◆ SOURCE DOCUMENT:
***

Reputation:
I am working with a void pointer in my c program. I have a if statement that forces the printing of a data set to a 32-byte boundary.
** I should note, that I'm trying to modify the address of the mem pointer to shift it to a boundary **
I'm getting the following error thrown:
Operation between types "void*" and "int" is not allowed
My code is as follows:
if(((int)mem % 32) != 0)
mem -= ((int)mem % 32);
where mem is defined as:
void *mem
Upvotes: 0
Views: 273
Reputation: 476960
Something like this:
void * mem; // input
char * p = mem; // byte-wise arithmetic
uintptr_t n = (uintptr_t) p; // integral arithmetic
p -= n % 32 // align
mem = p; // output
Note that this assumes that the memory before the address mem
points to has already been allocated and is also yours.

***

◆ RAW RECORDS:
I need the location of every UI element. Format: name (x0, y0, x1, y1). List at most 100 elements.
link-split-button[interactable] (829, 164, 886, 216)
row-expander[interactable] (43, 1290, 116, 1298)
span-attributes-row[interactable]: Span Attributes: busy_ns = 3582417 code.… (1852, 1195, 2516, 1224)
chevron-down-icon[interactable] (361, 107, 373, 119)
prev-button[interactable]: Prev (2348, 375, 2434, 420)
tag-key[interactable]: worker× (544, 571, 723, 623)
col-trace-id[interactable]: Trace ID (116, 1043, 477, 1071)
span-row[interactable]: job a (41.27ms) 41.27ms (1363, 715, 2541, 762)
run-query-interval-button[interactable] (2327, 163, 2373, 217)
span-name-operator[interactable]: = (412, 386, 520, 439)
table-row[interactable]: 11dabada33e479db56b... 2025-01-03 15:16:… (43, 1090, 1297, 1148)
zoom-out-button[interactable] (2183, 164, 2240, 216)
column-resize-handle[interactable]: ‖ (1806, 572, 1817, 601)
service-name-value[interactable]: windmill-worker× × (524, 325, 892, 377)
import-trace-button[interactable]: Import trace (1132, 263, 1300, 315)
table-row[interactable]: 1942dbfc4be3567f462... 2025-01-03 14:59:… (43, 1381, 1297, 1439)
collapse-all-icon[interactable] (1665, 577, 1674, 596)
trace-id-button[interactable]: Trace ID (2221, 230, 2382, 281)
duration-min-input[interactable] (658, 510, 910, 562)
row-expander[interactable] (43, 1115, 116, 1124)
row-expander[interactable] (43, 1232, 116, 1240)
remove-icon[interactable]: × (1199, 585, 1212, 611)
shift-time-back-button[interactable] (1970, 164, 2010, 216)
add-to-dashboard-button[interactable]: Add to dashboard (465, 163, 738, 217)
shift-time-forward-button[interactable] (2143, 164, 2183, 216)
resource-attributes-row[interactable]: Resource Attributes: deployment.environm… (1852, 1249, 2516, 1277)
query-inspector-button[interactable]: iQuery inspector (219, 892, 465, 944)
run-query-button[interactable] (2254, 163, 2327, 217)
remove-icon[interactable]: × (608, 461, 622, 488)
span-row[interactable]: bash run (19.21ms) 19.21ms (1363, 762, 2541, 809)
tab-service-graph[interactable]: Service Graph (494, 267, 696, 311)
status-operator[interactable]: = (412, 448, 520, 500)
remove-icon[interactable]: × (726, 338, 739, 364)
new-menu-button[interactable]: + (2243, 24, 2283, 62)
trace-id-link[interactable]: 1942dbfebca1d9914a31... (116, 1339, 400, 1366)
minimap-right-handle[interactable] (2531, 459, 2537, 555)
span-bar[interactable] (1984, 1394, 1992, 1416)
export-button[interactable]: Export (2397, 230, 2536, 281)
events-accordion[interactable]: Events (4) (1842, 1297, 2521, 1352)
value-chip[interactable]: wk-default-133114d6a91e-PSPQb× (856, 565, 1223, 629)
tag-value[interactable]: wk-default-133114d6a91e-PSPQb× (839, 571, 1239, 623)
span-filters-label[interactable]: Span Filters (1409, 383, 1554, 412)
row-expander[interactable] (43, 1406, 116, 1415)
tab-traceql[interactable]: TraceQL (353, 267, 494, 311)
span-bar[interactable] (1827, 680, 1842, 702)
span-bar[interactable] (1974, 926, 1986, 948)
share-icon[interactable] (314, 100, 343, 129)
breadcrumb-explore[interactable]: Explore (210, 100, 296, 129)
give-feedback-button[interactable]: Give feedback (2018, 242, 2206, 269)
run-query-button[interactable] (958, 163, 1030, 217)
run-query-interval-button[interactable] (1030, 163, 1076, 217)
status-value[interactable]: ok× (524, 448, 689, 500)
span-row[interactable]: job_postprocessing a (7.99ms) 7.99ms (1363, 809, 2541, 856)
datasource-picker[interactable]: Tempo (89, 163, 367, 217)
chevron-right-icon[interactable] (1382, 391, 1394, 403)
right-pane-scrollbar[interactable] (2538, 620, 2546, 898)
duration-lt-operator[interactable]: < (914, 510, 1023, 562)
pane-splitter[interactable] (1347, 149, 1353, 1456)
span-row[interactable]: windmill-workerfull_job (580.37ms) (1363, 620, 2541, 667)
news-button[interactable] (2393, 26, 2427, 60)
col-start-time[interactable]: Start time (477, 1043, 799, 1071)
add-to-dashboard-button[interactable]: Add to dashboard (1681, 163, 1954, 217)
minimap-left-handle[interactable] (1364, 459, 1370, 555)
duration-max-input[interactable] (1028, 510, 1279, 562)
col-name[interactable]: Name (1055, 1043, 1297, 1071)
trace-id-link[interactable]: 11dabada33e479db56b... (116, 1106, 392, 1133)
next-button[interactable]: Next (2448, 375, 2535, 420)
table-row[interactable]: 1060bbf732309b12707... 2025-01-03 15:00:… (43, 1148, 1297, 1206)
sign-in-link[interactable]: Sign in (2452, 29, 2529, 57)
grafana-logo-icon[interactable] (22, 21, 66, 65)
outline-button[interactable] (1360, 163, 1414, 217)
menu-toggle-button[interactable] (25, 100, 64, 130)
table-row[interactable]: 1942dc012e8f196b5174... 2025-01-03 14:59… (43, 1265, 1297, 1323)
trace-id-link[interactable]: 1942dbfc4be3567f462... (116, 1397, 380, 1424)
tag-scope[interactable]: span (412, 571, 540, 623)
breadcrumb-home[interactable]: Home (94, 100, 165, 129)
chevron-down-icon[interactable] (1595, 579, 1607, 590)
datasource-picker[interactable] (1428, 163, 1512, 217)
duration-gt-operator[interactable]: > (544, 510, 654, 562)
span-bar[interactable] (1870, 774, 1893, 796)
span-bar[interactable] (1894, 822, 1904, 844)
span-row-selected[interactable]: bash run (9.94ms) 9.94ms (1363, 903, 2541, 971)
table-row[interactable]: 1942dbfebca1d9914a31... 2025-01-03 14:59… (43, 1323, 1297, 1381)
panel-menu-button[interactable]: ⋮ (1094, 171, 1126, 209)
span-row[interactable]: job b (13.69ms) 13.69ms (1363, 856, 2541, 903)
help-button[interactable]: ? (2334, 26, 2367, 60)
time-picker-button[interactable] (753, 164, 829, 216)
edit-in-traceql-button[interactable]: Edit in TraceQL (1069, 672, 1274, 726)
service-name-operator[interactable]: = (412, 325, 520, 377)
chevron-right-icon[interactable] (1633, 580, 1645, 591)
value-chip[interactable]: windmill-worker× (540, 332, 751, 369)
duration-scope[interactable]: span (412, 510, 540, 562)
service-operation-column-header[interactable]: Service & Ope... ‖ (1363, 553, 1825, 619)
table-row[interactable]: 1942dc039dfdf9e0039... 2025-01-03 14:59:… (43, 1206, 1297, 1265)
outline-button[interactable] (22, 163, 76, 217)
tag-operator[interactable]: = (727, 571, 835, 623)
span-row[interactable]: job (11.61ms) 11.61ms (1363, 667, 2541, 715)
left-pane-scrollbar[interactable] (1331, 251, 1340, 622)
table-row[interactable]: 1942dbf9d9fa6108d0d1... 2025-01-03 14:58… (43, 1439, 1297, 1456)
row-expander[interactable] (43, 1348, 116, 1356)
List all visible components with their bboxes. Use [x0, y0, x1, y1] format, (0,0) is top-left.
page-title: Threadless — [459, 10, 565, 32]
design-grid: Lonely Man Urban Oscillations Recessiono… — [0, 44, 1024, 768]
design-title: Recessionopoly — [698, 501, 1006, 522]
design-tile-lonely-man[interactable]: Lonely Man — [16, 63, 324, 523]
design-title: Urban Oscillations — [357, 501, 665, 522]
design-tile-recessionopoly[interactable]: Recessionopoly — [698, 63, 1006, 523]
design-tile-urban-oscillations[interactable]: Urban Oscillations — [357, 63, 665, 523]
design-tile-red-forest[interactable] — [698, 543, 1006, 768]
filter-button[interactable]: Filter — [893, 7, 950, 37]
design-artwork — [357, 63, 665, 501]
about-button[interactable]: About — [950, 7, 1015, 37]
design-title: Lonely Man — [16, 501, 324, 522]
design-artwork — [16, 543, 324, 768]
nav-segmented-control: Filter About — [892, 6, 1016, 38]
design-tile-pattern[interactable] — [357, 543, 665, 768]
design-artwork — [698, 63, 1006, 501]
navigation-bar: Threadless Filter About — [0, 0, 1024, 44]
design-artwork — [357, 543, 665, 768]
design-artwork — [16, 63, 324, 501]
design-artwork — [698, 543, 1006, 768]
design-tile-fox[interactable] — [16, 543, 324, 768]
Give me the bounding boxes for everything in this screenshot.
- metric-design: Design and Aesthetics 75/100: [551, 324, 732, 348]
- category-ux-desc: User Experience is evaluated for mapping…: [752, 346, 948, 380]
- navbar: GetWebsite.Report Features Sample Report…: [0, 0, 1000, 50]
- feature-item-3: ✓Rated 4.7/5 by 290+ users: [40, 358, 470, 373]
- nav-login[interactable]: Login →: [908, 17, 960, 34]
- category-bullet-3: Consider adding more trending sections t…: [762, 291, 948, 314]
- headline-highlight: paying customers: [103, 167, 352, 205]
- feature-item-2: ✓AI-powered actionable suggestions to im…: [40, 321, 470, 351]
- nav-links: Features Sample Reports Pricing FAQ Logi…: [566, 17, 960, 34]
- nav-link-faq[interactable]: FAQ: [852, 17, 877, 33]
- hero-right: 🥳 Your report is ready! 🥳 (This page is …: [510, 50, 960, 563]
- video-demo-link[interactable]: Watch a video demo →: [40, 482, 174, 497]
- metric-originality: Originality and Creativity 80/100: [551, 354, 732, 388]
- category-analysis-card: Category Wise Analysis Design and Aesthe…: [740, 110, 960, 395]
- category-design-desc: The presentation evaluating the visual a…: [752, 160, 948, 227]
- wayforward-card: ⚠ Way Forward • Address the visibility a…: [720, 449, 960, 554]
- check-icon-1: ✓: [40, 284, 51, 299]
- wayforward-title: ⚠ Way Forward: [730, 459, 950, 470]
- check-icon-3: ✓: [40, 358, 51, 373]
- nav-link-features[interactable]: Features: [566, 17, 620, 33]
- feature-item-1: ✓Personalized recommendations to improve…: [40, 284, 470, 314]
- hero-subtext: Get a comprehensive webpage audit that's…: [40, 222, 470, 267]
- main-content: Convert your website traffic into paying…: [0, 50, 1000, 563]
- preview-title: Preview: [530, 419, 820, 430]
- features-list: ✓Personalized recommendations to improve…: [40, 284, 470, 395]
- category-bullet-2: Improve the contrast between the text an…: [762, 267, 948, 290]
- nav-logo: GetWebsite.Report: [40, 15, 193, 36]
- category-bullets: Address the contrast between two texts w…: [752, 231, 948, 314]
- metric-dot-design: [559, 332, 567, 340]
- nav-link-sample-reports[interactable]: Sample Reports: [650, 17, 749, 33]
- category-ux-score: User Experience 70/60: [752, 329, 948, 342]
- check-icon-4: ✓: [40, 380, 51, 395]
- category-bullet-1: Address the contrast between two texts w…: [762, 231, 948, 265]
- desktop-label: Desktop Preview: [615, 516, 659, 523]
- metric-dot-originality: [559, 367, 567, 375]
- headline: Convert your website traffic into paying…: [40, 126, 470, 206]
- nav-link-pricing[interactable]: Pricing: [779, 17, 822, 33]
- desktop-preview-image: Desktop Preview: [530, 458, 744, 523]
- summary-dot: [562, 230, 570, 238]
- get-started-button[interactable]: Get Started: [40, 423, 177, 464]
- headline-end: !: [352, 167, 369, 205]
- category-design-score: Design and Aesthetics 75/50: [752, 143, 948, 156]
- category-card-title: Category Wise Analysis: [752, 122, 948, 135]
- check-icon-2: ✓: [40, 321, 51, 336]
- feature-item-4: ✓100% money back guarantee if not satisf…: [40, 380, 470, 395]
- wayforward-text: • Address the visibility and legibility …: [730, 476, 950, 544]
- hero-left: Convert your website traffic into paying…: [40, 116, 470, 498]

***

◆ GIVEN TASK 1: Summarize the void pointer discussion in two sentences.
◆ GIVEN TASK 2: Reproduce everything in the void pointer discussion from "mem -= ((int)mem" down to "is also yours.", word for word.

◆ TASK RESULT 1: A C programmer trying to shift a void pointer named mem down to a 32-byte boundary gets an error stating that an operation between "void*" and "int" is not allowed. The reply proposes copying the pointer to a char pointer for byte-wise arithmetic, taking the remainder modulo 32 through a uintptr_t value, subtracting that remainder, and assigning the result back to mem, provided the memory before the address mem points to is already allocated and belongs to the asker.

◆ TASK RESULT 2:
mem -= ((int)mem % 32);
where mem is defined as:
void *mem
Upvotes: 0
Views: 273
Reputation: 476960
Something like this:
void * mem; // input
char * p = mem; // byte-wise arithmetic
uintptr_t n = (uintptr_t) p; // integral arithmetic
p -= n % 32 // align
mem = p; // output
Note that this assumes that the memory before the address mem
points to has already been allocated and is also yours.